BEGIN PAGE EXCERPT

Germany’s Rocky Road to Full Employment

The Austrian economist Joseph Schumpeter once wrote on Marx’ economic theory that “…Marx’ economic ideas are embedded into a variety of very hot (in German: “dampfende“) phrases which gives them a temperature which is far from the own temperature” (from “Kapitalismus, Sozialismus und Demokratie“, own translation). The same can be said about the structural reform debate in Germany.

FT Deutschland’s chief economist Thomas Fricke collected a number of quotations, which are worthwile to be translated (own translation, German version in brackets):

“Without Hartz IV the job market development would have developed somewhat more weakly” (Ohne Hartz IV wäre die Arbeitsmarktentwicklung etwas schwächer verlaufen) – IAB institute Nuremberg

“At least one third of the new jobs are to be due to structural reforms” (Mindestens ein Drittel der neuen Jobs sind auf Strukturreformen zurückzuführen) – Holger Schmieding, Economist

“The improvement on the job market is above all demand-driven, not supply-driven” (Die Verbesserung am Arbeitsmarkt ist vor allem nachfrage-, nicht angebotsgetrieben) – David Soskice, Economist

“A majority of the decrease in unemployment goes back on improvements of supply” (Ein Großteil des Falls der Arbeitslosigkeit geht auf Angebotsverbesserungen zurück) – Michael Burda, Economist

“The effects of Agenda 2010 can not yet be quantified” (Man kann die Effekte der Agenda 2010 noch nicht quantifizieren) – Hans-Werner Sinn, Ifo-Institute

“The growth rate of potential output might be higher today around a quarter percentage point.” (Das Potenzialwachstum dürfte heute um einen viertel Prozentpunkt höher sein.) – German Bundesbank

“Germany’s growth potential did not increase” (Deutschlands Wachstumspotenzial ist nicht gestiegen) – Adam Posen, IIE

“The government of Mrs. Merkel introduced the fourth reform-political phase in November 2005” (Die Regierung von Frau Merkel hat im November 2005 die vierte reformpolitische Phase eingeleitet.) – IW institute (close to employers’ association)

END PAGE EXCERPT

§ TASK TO CARRY OUT
Write out the passage on Germany's road to full employment word for word, beginning at the words "The Austrian economist" and stopping after "debate in Germany.".

BEGIN DATASET RECORDS

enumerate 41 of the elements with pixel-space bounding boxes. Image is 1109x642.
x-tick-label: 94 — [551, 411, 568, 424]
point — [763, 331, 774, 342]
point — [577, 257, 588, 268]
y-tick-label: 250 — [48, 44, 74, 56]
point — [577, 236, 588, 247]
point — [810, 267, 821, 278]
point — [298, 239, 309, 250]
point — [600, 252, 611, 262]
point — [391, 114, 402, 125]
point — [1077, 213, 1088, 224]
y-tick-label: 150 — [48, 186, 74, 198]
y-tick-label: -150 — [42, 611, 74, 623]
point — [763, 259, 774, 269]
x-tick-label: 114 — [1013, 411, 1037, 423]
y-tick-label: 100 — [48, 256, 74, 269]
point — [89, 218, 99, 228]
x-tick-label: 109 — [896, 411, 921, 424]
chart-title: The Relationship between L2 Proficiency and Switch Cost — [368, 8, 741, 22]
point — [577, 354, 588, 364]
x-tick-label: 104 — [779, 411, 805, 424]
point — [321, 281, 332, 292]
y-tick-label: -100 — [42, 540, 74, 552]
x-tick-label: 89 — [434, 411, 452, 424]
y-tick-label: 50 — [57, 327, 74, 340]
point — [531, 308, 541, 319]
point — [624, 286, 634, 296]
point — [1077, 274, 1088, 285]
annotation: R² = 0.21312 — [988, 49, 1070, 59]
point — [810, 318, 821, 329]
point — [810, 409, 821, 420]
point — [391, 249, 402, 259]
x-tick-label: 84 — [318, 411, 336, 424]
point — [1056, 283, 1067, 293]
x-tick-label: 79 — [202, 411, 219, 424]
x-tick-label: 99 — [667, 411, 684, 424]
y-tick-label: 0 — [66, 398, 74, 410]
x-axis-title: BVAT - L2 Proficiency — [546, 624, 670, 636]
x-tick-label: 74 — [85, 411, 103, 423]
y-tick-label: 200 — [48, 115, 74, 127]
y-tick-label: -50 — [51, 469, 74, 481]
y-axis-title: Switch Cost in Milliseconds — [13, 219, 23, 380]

END DATASET RECORDS

§ RESULT FOR THIS TASK
The Austrian economist Joseph Schumpeter once wrote on Marx’ economic theory that “…Marx’ economic ideas are embedded into a variety of very hot (in German: “dampfende“) phrases which gives them a temperature which is far from the own temperature” (from “Kapitalismus, Sozialismus und Demokratie“, own translation). The same can be said about the structural reform debate in Germany.